**GIVEN TASK:** Pick out the lines below with "after" and list them.
— BEGIN GIVEN RECORDS —
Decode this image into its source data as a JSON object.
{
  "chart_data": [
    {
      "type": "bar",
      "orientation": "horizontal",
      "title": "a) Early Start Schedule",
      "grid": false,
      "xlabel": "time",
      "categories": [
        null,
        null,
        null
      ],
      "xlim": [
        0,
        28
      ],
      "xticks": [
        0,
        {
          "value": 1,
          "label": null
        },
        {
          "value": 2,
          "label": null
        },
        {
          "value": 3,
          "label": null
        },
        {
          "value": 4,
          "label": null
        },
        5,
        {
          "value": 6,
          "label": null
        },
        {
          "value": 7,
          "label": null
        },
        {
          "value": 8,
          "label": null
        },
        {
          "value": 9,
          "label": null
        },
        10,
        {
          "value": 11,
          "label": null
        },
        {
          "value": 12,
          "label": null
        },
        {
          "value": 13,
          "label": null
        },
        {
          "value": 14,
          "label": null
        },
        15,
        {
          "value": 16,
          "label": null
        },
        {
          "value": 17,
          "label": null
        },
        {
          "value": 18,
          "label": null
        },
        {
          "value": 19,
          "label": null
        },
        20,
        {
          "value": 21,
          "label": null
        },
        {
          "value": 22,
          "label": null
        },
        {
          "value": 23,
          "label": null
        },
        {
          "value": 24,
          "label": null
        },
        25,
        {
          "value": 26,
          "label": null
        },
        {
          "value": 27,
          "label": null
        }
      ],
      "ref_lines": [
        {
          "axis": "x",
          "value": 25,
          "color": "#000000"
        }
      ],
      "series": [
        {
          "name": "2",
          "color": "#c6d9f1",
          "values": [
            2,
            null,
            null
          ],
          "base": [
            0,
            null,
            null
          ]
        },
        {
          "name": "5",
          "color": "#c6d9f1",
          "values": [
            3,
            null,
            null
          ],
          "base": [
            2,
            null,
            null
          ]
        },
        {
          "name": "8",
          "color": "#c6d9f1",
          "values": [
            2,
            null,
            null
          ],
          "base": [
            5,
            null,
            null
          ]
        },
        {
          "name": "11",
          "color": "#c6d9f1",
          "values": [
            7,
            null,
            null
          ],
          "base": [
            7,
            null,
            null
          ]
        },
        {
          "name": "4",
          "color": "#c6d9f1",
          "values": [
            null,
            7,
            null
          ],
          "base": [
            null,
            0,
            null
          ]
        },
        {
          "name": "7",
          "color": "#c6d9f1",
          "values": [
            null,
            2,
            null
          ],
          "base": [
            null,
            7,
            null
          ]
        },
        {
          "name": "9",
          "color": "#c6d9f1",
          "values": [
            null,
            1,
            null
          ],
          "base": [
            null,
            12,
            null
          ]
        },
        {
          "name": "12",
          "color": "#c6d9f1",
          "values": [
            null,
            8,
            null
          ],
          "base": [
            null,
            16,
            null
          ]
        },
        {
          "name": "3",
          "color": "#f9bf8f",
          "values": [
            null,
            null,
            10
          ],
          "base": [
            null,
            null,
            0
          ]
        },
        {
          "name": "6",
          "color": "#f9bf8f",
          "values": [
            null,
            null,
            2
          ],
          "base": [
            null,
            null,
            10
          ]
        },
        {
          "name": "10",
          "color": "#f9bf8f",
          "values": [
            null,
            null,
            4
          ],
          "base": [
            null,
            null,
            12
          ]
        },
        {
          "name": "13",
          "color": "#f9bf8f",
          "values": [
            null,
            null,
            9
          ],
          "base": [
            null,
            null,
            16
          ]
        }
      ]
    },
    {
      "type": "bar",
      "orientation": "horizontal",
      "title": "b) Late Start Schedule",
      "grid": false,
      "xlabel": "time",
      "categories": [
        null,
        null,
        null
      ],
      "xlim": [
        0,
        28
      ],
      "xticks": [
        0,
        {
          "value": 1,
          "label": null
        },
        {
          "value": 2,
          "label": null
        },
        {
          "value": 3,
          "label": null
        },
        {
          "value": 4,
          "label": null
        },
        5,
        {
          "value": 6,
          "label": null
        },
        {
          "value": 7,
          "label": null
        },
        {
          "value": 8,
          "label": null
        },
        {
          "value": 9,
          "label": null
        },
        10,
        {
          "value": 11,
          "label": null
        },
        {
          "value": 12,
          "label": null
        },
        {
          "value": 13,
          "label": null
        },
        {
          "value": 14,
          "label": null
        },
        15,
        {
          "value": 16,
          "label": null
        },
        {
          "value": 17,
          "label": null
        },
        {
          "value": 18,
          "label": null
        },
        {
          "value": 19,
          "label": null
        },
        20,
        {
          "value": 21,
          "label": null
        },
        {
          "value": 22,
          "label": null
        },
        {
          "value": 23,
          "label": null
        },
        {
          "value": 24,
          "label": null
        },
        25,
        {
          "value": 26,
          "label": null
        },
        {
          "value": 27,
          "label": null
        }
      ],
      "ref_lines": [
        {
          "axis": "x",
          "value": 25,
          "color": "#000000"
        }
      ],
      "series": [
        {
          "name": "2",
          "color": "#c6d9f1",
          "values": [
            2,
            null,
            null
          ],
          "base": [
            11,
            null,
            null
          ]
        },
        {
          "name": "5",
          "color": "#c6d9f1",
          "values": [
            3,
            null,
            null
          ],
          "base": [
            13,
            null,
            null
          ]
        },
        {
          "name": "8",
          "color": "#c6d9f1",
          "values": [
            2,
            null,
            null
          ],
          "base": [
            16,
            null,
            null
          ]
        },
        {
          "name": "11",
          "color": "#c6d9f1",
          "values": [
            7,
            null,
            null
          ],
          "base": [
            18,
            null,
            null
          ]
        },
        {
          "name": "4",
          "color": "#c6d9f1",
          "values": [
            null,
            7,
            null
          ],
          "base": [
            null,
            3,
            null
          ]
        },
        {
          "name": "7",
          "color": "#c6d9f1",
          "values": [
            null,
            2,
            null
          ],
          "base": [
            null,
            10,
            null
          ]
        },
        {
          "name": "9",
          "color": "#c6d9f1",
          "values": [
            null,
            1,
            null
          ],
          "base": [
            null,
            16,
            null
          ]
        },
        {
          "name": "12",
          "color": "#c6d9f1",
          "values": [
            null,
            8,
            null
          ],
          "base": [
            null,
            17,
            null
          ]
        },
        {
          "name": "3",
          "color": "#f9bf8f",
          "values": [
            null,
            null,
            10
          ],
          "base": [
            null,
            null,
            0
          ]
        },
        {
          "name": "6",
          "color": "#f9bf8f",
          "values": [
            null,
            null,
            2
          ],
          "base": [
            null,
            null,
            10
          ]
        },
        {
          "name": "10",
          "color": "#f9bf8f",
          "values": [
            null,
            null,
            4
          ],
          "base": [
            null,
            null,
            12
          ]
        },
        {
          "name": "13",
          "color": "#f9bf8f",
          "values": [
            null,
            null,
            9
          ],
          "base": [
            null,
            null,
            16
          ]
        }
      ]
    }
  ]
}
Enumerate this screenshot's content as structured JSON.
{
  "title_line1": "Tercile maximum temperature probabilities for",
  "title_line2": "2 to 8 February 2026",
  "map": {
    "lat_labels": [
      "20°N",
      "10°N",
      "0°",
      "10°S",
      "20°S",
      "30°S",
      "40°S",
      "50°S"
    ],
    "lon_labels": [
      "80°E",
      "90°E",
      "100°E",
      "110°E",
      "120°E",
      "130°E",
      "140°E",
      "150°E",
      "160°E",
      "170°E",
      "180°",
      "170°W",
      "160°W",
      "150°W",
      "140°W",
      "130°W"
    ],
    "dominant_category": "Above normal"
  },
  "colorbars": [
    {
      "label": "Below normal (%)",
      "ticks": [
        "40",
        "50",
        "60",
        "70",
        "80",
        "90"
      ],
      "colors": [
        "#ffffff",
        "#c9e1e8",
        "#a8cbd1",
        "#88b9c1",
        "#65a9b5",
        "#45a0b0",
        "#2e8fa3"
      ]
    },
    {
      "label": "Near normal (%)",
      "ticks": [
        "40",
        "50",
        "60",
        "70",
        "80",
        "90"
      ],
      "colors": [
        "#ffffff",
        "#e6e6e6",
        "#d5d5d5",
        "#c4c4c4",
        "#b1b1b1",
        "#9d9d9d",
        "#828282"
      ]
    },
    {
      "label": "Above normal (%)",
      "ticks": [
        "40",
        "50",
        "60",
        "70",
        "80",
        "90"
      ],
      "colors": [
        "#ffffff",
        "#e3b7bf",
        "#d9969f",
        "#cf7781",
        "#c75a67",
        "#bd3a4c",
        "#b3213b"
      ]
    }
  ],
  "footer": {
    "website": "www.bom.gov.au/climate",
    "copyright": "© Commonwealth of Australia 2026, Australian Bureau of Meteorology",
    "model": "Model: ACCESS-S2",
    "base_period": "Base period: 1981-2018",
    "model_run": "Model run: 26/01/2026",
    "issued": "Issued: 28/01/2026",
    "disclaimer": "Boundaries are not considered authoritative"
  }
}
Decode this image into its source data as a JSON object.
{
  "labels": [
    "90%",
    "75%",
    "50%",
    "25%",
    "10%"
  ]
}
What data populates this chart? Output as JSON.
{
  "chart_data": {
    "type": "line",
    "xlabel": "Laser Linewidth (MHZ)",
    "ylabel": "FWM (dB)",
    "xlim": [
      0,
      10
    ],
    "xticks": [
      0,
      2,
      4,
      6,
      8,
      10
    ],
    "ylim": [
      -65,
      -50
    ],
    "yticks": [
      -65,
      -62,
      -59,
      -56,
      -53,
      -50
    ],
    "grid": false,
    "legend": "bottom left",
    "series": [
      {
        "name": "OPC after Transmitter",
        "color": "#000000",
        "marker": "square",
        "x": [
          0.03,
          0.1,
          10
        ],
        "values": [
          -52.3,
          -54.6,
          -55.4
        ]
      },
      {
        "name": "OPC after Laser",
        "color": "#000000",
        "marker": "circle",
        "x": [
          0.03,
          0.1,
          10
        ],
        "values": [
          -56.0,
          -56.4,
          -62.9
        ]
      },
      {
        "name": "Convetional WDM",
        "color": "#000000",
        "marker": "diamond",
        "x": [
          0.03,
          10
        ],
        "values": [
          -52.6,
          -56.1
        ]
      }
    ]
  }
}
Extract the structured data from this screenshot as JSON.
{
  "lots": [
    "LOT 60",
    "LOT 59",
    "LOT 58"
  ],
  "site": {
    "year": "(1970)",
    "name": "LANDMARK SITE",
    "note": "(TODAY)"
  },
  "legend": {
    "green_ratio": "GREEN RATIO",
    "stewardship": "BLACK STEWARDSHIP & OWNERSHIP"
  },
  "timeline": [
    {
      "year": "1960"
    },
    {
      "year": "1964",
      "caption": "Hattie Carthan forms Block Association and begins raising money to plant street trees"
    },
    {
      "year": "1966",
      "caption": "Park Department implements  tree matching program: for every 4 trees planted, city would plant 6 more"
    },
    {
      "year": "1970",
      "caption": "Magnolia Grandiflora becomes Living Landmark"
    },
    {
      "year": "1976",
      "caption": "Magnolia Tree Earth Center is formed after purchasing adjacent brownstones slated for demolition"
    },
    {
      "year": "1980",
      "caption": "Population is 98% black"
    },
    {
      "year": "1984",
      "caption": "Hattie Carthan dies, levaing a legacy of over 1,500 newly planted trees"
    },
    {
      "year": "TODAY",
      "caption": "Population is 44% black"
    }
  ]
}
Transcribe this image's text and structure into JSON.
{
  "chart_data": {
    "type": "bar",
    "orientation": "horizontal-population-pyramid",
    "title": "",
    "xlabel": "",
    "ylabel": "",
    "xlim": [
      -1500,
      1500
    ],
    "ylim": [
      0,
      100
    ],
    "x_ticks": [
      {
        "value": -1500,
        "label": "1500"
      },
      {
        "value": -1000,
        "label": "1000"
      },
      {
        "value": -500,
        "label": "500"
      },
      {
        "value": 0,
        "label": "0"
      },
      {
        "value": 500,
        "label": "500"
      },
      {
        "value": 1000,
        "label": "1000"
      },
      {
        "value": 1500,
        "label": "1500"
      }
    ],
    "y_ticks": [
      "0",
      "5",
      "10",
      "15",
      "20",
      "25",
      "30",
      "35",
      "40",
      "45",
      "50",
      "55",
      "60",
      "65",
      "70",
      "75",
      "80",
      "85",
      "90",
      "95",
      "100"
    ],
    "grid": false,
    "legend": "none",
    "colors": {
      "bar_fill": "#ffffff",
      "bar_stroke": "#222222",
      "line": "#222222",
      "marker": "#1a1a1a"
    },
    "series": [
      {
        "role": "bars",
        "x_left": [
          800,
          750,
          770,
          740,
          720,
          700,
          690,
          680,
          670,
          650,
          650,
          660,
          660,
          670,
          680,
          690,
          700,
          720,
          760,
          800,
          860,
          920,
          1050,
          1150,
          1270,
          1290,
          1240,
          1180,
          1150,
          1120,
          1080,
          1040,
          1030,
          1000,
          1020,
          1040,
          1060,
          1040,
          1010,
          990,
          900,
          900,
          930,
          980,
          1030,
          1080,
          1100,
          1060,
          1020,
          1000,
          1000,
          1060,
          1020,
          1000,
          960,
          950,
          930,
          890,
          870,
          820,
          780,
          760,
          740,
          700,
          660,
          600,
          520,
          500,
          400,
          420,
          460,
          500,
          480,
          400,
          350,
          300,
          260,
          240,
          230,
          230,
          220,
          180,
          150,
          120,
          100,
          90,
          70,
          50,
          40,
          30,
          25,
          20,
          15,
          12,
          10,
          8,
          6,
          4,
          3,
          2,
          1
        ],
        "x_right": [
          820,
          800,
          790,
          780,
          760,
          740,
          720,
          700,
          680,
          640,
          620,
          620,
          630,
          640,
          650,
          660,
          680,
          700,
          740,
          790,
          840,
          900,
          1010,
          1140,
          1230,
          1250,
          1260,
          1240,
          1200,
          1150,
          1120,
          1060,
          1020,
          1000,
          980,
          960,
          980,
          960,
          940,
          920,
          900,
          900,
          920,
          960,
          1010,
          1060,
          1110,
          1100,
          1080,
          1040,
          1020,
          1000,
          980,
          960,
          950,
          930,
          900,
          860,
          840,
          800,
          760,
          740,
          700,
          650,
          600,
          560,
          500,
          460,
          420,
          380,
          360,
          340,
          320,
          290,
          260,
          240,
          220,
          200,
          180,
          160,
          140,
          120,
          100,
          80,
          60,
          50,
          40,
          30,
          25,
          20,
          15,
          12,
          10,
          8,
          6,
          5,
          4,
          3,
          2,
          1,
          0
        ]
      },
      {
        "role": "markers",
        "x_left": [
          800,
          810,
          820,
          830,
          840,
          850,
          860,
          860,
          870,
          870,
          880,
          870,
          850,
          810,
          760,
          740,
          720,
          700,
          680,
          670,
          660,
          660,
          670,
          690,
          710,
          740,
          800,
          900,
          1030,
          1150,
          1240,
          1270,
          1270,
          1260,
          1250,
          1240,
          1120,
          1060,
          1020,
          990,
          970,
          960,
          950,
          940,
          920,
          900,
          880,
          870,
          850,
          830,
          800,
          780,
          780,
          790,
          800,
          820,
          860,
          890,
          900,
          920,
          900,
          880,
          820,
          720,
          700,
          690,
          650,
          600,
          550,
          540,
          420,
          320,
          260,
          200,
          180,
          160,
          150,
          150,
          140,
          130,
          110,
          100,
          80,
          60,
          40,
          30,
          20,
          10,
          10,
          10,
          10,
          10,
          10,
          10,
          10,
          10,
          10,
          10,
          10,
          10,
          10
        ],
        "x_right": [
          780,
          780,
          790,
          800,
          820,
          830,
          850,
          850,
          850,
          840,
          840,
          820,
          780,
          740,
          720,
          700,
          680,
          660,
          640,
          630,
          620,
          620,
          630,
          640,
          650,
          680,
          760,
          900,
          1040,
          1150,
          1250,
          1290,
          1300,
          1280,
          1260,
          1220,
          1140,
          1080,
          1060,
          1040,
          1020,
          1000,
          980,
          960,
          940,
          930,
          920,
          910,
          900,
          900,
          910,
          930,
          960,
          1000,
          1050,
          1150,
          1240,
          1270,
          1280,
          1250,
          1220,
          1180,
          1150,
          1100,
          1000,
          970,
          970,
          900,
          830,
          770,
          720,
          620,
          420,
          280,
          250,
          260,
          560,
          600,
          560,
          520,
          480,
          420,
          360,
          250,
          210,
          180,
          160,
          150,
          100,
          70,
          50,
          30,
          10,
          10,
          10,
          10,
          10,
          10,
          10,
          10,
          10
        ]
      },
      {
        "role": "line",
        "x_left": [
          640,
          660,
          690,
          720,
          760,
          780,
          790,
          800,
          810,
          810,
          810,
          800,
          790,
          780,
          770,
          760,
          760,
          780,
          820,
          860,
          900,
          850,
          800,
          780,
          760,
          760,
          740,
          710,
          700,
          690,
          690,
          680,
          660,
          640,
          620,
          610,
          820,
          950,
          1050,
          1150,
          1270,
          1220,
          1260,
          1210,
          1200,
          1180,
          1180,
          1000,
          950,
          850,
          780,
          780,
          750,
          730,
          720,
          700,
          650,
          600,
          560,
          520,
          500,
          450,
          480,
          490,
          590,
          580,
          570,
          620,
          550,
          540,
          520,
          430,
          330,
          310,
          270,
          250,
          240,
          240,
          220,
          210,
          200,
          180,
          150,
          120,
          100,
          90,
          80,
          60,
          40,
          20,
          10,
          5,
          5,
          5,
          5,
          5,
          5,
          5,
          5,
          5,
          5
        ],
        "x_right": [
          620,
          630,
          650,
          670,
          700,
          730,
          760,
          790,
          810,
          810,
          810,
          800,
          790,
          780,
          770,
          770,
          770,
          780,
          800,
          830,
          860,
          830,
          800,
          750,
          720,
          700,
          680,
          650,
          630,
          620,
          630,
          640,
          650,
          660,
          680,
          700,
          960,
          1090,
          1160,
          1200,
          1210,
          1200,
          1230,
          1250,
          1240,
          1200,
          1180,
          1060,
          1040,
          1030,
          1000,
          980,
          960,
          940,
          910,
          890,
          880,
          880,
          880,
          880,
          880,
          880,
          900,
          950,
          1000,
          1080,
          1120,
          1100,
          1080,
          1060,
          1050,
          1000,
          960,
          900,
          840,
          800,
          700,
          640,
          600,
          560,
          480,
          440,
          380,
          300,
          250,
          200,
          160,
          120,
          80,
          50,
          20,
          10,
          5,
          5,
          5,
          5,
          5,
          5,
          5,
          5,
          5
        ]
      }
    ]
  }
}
— END GIVEN RECORDS —
**ANSWER FOR THIS EXERCISE:**
        "name": "OPC after Transmitter",
        "name": "OPC after Laser",
      "caption": "Magnolia Tree Earth Center is formed after purchasing adjacent brownstones slated for demolition"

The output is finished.